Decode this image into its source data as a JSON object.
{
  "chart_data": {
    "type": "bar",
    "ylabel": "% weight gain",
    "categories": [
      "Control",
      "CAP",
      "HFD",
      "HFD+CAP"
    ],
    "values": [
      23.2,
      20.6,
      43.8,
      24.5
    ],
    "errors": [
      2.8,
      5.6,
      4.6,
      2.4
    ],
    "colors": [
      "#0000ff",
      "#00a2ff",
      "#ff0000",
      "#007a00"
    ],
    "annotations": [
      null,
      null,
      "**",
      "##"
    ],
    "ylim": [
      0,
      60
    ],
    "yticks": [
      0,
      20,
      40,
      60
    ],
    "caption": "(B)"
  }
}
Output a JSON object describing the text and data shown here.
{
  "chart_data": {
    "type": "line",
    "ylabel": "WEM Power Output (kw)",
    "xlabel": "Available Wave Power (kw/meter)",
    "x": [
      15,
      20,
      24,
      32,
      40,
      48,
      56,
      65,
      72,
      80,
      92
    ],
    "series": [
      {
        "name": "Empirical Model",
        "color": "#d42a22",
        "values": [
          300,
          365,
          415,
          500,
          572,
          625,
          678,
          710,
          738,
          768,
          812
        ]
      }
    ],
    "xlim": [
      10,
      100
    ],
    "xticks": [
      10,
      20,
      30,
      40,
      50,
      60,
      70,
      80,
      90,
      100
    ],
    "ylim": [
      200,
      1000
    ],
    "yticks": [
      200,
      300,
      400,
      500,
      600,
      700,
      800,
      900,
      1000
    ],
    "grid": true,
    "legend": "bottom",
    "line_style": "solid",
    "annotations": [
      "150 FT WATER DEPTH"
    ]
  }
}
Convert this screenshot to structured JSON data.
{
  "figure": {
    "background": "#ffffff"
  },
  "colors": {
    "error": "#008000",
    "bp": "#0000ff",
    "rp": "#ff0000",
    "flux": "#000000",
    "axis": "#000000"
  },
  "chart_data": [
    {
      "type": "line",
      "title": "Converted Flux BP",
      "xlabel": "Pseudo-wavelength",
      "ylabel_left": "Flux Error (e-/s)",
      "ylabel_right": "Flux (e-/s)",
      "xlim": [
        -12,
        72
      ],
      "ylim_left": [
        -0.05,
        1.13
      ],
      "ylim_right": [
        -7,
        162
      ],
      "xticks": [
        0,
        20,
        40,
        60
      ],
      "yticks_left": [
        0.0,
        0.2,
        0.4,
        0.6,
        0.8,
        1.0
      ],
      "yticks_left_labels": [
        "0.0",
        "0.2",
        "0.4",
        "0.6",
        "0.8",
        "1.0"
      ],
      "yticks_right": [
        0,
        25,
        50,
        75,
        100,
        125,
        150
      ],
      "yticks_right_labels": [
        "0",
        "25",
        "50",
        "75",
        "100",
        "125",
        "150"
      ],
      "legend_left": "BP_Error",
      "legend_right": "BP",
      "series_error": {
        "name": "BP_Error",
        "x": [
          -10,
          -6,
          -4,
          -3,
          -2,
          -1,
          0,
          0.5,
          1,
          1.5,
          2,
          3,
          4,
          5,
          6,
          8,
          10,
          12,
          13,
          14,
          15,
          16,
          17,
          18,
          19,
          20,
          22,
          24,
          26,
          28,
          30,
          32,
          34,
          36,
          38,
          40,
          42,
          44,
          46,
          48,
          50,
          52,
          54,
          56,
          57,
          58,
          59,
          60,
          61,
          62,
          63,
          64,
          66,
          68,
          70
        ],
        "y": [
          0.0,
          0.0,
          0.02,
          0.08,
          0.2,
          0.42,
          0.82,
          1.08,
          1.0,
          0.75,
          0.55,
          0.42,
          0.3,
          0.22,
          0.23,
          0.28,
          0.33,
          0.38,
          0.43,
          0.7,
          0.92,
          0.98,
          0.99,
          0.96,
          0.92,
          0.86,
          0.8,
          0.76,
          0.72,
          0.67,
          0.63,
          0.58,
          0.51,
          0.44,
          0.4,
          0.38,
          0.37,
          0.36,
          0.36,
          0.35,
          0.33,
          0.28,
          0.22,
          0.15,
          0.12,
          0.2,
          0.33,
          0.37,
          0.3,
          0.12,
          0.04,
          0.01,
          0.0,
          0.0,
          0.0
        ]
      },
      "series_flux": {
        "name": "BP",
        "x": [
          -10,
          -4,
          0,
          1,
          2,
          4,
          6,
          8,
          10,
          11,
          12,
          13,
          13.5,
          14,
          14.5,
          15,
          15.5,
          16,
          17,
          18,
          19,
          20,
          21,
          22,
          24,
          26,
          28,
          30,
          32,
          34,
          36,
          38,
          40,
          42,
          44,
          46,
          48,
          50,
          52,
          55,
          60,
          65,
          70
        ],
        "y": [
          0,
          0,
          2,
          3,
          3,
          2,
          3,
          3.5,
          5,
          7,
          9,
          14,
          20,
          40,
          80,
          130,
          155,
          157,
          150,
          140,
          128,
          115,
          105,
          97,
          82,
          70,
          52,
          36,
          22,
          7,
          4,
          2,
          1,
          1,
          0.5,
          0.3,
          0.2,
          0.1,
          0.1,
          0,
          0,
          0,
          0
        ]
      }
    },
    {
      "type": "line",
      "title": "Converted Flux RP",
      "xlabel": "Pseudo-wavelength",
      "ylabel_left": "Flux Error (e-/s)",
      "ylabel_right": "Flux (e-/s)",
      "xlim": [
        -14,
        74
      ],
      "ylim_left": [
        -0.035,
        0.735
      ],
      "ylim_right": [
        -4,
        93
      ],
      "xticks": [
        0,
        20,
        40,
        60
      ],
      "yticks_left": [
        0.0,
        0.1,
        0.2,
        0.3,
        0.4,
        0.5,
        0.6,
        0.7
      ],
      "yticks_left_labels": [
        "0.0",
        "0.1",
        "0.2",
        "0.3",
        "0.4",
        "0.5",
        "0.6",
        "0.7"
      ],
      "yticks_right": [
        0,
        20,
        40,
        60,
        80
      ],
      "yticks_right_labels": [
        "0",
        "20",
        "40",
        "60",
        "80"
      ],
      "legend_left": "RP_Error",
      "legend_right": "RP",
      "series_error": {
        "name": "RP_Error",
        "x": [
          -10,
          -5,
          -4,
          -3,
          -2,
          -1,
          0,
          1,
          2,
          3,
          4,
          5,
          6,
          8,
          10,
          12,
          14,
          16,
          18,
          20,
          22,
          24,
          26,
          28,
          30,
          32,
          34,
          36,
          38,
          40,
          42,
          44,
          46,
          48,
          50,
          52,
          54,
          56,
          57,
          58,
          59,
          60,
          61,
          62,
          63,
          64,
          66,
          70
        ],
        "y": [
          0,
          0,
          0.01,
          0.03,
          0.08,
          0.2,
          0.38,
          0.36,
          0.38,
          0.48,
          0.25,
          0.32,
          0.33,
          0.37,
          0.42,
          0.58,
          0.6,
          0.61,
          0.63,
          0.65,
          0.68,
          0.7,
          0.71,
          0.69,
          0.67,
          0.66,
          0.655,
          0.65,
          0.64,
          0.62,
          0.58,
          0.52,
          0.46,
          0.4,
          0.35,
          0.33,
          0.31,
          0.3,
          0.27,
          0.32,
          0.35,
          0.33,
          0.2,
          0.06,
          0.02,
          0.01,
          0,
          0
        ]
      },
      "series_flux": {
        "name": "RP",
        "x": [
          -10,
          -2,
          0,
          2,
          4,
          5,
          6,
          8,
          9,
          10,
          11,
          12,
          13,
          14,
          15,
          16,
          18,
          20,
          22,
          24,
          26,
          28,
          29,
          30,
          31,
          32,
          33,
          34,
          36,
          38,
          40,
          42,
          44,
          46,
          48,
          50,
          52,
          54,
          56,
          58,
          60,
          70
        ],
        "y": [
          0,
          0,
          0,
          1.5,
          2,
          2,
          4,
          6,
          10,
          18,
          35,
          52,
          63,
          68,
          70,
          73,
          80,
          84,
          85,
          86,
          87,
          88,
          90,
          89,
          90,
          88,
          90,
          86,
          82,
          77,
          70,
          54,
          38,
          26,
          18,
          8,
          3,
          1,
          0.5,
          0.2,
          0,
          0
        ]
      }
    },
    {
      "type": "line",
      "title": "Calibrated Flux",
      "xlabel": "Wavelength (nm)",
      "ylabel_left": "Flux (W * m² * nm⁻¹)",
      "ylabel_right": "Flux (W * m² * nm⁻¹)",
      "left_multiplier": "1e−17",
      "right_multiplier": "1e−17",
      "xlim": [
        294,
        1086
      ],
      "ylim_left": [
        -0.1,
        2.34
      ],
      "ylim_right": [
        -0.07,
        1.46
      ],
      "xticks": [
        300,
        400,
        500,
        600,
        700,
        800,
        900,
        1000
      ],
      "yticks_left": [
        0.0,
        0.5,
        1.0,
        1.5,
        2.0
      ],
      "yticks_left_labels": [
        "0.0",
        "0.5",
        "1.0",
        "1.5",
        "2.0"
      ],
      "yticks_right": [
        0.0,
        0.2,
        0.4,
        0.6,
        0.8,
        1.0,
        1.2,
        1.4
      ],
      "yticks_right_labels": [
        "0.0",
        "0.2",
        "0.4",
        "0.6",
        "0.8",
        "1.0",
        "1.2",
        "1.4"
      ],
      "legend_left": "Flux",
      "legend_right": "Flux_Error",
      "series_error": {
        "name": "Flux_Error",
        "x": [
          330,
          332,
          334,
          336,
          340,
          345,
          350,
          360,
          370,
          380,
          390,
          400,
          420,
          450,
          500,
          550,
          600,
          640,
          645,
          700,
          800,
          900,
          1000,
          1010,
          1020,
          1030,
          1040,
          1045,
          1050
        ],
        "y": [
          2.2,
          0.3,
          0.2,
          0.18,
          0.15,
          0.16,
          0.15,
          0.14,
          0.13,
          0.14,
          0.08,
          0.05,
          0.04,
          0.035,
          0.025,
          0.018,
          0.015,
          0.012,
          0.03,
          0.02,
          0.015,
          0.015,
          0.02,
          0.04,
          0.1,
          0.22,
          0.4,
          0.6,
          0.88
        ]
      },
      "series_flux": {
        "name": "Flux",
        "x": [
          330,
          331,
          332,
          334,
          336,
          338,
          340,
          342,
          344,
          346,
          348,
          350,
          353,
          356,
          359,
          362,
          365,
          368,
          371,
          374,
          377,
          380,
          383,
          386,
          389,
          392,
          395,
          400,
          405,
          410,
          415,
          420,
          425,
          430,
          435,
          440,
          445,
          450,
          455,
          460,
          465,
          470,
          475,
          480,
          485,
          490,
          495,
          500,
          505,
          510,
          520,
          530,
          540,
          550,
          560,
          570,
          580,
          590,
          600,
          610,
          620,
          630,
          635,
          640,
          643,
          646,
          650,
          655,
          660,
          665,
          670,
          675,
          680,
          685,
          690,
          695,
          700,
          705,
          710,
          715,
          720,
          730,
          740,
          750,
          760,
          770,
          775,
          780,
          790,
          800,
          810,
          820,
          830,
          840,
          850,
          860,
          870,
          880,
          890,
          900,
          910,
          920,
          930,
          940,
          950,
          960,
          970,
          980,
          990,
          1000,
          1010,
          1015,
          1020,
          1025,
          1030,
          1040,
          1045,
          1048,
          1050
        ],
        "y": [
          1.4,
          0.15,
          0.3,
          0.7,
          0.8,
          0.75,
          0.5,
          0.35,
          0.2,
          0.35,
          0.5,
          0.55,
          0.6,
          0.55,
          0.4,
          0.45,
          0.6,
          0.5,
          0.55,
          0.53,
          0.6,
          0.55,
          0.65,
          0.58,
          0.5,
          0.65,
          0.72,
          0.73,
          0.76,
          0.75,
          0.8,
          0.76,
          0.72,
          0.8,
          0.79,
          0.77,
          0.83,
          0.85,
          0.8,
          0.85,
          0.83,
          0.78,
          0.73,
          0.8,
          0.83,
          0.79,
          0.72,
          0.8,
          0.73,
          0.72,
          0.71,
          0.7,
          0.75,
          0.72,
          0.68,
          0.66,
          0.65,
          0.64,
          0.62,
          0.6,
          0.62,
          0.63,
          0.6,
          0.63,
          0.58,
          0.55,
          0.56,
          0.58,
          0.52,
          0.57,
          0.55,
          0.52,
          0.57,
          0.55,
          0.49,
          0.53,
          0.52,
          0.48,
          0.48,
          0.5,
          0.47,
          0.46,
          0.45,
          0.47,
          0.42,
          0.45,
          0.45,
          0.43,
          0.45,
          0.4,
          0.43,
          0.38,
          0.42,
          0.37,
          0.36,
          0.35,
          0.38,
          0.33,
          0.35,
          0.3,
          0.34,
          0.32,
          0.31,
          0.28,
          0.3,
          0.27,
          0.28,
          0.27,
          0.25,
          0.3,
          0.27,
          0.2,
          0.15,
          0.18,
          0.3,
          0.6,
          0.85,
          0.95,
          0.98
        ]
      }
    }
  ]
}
━━━━━━━━━━━━━━━━
» Challenge
Copy every line that contains the string "Output".

» Written response
Output a JSON object describing the text and data shown here.
    "ylabel": "WEM Power Output (kw)",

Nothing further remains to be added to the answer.